Excerpt to read =>
The following discussion provides information to assist in understanding our financial condition and results of operations. This discussion should be read in conjunction with our consolidated financial statements and related notes appearing elsewhere in this report.
General
We are a publicly-traded Delaware limited partnership whose common units are listed on the New York Stock Exchange under the symbol "APL". Our principal business objective is to generate cash for distribution to our unitholders. We are a leading provider of natural gas gathering services in the Anadarko, Arkoma and Permian Basins and the Golden Trend in the southwestern and mid-continent United States and the Appalachian Basin in the eastern United States. In addition, we are a leading provider of natural gas processing and treatment services in Oklahoma and Texas. We also provide interstate gas transmission services in southeastern Oklahoma, Arkansas, southern Kansas and southeastern Missouri. Our business is conducted in the midstream segment of the natural gas industry through two reportable segments: our Mid-Continent operations and our Appalachian operations.
Through our Mid-Continent operations, we own and operate:
• a FERC-regulated, 565-mile interstate pipeline system ("Ozark Gas Transmission") that extends from southeastern Oklahoma through Arkansas and into southeastern Missouri and which has throughput capacity of approximately 400 MMcfd;
• eight active natural gas processing plants with aggregate capacity of approximately 750 MMcfd and one treating facility with a capacity of approximately 200 MMcfd, located in Oklahoma and Texas; and
• 7,870 miles of active natural gas gathering systems located in Oklahoma, Arkansas, Kansas and Texas, which transport gas from wells and central delivery points in the Mid-Continent region to our natural gas processing and treating plants or Ozark Gas Transmission, as well as third party pipelines.

Challenge 1 =>
Reproduce the partnership overview above in full, word for word.

Given information =>

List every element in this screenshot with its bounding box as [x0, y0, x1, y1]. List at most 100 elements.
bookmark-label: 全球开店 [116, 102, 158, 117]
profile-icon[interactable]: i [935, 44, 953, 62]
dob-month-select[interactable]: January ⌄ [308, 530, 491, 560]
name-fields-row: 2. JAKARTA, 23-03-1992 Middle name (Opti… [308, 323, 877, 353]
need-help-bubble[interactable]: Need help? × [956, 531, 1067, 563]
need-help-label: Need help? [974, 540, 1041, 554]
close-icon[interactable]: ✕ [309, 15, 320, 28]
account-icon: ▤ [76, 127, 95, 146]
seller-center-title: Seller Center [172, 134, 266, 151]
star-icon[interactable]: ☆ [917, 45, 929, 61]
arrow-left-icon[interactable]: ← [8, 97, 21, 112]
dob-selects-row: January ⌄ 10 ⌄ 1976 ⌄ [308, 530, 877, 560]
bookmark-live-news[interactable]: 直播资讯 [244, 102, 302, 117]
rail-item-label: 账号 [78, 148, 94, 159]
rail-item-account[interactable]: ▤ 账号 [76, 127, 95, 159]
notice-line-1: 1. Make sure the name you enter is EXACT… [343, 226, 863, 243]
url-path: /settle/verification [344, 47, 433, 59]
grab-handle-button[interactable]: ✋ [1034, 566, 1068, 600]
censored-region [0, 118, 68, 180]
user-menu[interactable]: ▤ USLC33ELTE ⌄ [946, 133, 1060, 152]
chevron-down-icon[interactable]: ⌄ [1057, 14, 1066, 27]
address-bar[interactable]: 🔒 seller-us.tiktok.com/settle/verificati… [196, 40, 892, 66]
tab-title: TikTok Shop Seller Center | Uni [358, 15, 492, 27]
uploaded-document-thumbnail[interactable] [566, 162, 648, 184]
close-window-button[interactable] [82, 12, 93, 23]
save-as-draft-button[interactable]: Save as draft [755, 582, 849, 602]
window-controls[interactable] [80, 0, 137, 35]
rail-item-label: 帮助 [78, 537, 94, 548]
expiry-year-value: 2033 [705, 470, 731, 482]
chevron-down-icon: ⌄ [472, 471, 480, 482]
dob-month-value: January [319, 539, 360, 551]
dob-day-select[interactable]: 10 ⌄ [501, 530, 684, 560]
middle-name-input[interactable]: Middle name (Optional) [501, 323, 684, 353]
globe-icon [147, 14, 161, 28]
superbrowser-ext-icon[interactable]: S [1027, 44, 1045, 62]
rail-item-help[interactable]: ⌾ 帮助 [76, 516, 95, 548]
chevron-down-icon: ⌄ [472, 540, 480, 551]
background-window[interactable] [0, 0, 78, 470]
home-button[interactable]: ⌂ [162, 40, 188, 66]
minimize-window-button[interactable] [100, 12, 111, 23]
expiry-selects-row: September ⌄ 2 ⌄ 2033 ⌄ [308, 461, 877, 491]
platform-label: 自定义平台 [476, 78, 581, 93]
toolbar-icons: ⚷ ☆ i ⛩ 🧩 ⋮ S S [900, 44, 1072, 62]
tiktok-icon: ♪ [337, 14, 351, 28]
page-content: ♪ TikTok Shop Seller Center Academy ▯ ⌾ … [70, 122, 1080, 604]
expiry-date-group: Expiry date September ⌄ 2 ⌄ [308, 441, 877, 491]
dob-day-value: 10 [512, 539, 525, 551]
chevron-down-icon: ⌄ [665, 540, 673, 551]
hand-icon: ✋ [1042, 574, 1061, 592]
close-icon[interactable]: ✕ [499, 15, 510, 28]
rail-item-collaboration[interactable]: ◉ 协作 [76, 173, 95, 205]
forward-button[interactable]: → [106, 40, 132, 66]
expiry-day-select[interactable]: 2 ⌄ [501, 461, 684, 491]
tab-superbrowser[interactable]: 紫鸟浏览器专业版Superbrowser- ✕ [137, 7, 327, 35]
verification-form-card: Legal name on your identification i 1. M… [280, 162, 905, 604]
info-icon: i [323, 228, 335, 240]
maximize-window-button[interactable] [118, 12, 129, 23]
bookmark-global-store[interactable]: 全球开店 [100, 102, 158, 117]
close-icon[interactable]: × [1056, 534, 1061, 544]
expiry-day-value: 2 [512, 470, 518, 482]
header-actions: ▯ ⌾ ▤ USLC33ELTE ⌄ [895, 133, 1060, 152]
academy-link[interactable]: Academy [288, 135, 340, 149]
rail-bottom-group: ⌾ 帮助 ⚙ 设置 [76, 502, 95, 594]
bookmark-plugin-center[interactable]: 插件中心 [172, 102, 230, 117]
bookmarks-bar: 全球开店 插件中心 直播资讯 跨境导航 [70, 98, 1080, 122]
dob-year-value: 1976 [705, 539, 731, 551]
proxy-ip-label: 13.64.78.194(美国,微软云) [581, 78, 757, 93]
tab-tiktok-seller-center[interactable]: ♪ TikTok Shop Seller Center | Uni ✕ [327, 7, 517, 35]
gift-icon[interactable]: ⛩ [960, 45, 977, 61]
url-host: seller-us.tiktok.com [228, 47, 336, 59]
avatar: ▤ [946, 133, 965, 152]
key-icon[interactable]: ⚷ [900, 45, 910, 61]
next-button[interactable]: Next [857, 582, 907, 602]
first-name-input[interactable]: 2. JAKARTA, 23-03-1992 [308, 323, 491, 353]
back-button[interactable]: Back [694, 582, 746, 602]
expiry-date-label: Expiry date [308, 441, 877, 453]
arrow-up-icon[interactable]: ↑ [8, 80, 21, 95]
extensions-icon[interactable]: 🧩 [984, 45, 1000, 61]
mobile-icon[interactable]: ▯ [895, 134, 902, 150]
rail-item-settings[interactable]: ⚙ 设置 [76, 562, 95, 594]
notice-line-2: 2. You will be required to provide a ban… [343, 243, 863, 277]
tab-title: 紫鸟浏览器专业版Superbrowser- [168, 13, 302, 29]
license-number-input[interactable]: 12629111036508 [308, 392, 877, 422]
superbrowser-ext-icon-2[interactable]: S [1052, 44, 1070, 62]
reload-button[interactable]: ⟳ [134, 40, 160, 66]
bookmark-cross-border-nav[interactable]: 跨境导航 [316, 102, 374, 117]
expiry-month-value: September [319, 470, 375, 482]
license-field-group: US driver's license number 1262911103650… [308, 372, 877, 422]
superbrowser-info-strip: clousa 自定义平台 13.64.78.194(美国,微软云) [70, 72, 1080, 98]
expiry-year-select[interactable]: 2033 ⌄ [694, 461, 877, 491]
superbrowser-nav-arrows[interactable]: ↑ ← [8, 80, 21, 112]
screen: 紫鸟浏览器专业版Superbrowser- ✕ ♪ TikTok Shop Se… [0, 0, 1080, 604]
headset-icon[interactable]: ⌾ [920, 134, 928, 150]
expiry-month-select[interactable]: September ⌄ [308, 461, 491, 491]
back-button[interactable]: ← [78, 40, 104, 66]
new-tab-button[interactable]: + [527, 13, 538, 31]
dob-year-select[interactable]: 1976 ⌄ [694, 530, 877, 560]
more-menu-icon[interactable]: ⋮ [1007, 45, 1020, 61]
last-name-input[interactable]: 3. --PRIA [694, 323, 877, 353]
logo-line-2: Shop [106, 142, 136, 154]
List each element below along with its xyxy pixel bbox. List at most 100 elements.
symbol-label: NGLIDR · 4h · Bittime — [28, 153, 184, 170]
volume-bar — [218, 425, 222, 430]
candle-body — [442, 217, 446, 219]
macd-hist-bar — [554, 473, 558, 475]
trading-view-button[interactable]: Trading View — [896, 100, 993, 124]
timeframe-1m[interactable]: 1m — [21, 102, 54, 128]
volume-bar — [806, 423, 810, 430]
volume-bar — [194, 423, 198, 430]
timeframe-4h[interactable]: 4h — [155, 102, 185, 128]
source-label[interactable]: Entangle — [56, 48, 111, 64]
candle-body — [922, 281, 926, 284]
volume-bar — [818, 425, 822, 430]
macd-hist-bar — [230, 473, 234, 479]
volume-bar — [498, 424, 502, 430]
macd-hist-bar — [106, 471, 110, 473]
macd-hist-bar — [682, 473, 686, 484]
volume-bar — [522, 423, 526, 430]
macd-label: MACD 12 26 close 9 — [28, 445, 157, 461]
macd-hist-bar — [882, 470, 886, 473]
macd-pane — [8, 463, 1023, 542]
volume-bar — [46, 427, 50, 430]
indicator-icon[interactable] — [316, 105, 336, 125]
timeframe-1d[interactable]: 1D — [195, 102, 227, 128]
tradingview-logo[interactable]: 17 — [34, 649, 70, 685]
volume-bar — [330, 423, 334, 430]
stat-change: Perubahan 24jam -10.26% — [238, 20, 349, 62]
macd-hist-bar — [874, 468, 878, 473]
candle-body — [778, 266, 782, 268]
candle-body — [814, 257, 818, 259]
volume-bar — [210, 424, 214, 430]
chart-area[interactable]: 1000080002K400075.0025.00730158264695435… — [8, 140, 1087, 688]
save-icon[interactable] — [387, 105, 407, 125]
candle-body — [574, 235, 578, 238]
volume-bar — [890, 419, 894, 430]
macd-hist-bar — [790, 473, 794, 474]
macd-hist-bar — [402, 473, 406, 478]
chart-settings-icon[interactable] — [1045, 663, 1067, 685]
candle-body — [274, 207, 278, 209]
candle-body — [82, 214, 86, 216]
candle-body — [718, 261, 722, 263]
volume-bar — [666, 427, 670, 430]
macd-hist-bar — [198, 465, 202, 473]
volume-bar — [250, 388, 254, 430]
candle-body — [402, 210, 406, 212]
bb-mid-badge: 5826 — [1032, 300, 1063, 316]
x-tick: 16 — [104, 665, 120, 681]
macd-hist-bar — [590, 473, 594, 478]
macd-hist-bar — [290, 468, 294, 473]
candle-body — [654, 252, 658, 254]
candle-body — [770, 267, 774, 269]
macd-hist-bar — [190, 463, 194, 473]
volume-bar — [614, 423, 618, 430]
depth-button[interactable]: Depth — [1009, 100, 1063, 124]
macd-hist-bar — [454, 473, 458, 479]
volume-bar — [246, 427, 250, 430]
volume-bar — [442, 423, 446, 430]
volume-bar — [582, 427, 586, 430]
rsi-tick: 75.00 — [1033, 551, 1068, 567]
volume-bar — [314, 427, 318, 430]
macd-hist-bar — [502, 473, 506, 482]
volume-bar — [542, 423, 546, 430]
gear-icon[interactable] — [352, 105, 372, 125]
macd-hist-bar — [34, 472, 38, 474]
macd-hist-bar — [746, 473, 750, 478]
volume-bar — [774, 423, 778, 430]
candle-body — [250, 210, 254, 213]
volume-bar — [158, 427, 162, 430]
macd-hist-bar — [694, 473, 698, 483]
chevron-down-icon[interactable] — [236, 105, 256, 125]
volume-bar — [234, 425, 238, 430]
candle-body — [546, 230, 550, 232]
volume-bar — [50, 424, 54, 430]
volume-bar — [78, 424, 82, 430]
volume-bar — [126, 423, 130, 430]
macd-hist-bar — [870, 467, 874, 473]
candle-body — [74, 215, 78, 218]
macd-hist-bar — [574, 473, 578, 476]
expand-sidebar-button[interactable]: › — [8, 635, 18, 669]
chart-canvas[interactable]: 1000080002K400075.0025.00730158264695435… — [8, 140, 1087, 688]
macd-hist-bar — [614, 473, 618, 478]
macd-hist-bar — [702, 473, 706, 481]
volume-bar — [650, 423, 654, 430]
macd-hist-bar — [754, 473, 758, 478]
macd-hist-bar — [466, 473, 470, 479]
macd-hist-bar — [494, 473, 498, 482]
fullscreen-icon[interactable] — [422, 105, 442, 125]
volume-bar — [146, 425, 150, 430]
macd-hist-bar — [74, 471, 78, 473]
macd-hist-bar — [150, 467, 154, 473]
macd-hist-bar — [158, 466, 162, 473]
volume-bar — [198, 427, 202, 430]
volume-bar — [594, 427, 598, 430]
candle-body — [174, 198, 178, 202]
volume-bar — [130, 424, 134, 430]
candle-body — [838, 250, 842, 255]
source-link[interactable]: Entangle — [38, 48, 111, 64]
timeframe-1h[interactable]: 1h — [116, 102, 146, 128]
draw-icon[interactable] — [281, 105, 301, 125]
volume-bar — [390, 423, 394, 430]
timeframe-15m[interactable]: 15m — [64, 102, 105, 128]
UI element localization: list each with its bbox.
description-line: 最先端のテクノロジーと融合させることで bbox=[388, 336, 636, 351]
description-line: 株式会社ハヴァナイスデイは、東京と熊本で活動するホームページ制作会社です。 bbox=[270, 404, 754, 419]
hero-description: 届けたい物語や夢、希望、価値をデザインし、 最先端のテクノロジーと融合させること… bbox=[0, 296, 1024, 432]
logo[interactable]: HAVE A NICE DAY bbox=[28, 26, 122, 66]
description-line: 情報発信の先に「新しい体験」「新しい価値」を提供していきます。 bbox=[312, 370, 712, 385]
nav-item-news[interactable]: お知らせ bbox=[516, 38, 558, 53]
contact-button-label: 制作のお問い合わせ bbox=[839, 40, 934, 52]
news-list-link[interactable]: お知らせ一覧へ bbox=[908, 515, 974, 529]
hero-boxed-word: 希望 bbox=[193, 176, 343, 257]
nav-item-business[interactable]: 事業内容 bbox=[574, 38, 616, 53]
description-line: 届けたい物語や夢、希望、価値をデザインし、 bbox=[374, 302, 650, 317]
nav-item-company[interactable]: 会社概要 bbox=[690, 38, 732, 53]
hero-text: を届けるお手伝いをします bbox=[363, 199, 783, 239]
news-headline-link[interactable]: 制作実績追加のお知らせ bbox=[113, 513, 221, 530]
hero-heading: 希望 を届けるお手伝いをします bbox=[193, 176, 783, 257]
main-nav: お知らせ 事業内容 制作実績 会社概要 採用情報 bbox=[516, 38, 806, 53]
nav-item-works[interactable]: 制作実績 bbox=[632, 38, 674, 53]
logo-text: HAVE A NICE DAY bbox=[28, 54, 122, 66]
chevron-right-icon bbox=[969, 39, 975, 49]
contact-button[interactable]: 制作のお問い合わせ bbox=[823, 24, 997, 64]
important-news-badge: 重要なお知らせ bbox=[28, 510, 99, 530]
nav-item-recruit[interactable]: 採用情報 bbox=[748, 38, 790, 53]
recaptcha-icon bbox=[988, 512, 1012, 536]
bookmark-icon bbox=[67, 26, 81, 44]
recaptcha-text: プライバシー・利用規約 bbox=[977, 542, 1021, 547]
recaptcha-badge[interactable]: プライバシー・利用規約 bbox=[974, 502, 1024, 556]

Challenge 2 =>
Copy the records from their beginning through the line containing "rail-item-label: 帮助 [78, 537, 94, 548]", including that line.

Expected answer 1 =>
The following discussion provides information to assist in understanding our financial condition and results of operations. This discussion should be read in conjunction with our consolidated financial statements and related notes appearing elsewhere in this report.
General
We are a publicly-traded Delaware limited partnership whose common units are listed on the New York Stock Exchange under the symbol "APL". Our principal business objective is to generate cash for distribution to our unitholders. We are a leading provider of natural gas gathering services in the Anadarko, Arkoma and Permian Basins and the Golden Trend in the southwestern and mid-continent United States and the Appalachian Basin in the eastern United States. In addition, we are a leading provider of natural gas processing and treatment services in Oklahoma and Texas. We also provide interstate gas transmission services in southeastern Oklahoma, Arkansas, southern Kansas and southeastern Missouri. Our business is conducted in the midstream segment of the natural gas industry through two reportable segments: our Mid-Continent operations and our Appalachian operations.
Through our Mid-Continent operations, we own and operate:
• a FERC-regulated, 565-mile interstate pipeline system ("Ozark Gas Transmission") that extends from southeastern Oklahoma through Arkansas and into southeastern Missouri and which has throughput capacity of approximately 400 MMcfd;
• eight active natural gas processing plants with aggregate capacity of approximately 750 MMcfd and one treating facility with a capacity of approximately 200 MMcfd, located in Oklahoma and Texas; and
• 7,870 miles of active natural gas gathering systems located in Oklahoma, Arkansas, Kansas and Texas, which transport gas from wells and central delivery points in the Mid-Continent region to our natural gas processing and treating plants or Ozark Gas Transmission, as well as third party pipelines.

Expected answer 2 =>
List every element in this screenshot with its bounding box as [x0, y0, x1, y1]. List at most 100 elements.
bookmark-label: 全球开店 [116, 102, 158, 117]
profile-icon[interactable]: i [935, 44, 953, 62]
dob-month-select[interactable]: January ⌄ [308, 530, 491, 560]
name-fields-row: 2. JAKARTA, 23-03-1992 Middle name (Opti… [308, 323, 877, 353]
need-help-bubble[interactable]: Need help? × [956, 531, 1067, 563]
need-help-label: Need help? [974, 540, 1041, 554]
close-icon[interactable]: ✕ [309, 15, 320, 28]
account-icon: ▤ [76, 127, 95, 146]
seller-center-title: Seller Center [172, 134, 266, 151]
star-icon[interactable]: ☆ [917, 45, 929, 61]
arrow-left-icon[interactable]: ← [8, 97, 21, 112]
dob-selects-row: January ⌄ 10 ⌄ 1976 ⌄ [308, 530, 877, 560]
bookmark-live-news[interactable]: 直播资讯 [244, 102, 302, 117]
rail-item-label: 账号 [78, 148, 94, 159]
rail-item-account[interactable]: ▤ 账号 [76, 127, 95, 159]
notice-line-1: 1. Make sure the name you enter is EXACT… [343, 226, 863, 243]
url-path: /settle/verification [344, 47, 433, 59]
grab-handle-button[interactable]: ✋ [1034, 566, 1068, 600]
censored-region [0, 118, 68, 180]
user-menu[interactable]: ▤ USLC33ELTE ⌄ [946, 133, 1060, 152]
chevron-down-icon[interactable]: ⌄ [1057, 14, 1066, 27]
address-bar[interactable]: 🔒 seller-us.tiktok.com/settle/verificati… [196, 40, 892, 66]
tab-title: TikTok Shop Seller Center | Uni [358, 15, 492, 27]
uploaded-document-thumbnail[interactable] [566, 162, 648, 184]
close-window-button[interactable] [82, 12, 93, 23]
save-as-draft-button[interactable]: Save as draft [755, 582, 849, 602]
window-controls[interactable] [80, 0, 137, 35]
rail-item-label: 帮助 [78, 537, 94, 548]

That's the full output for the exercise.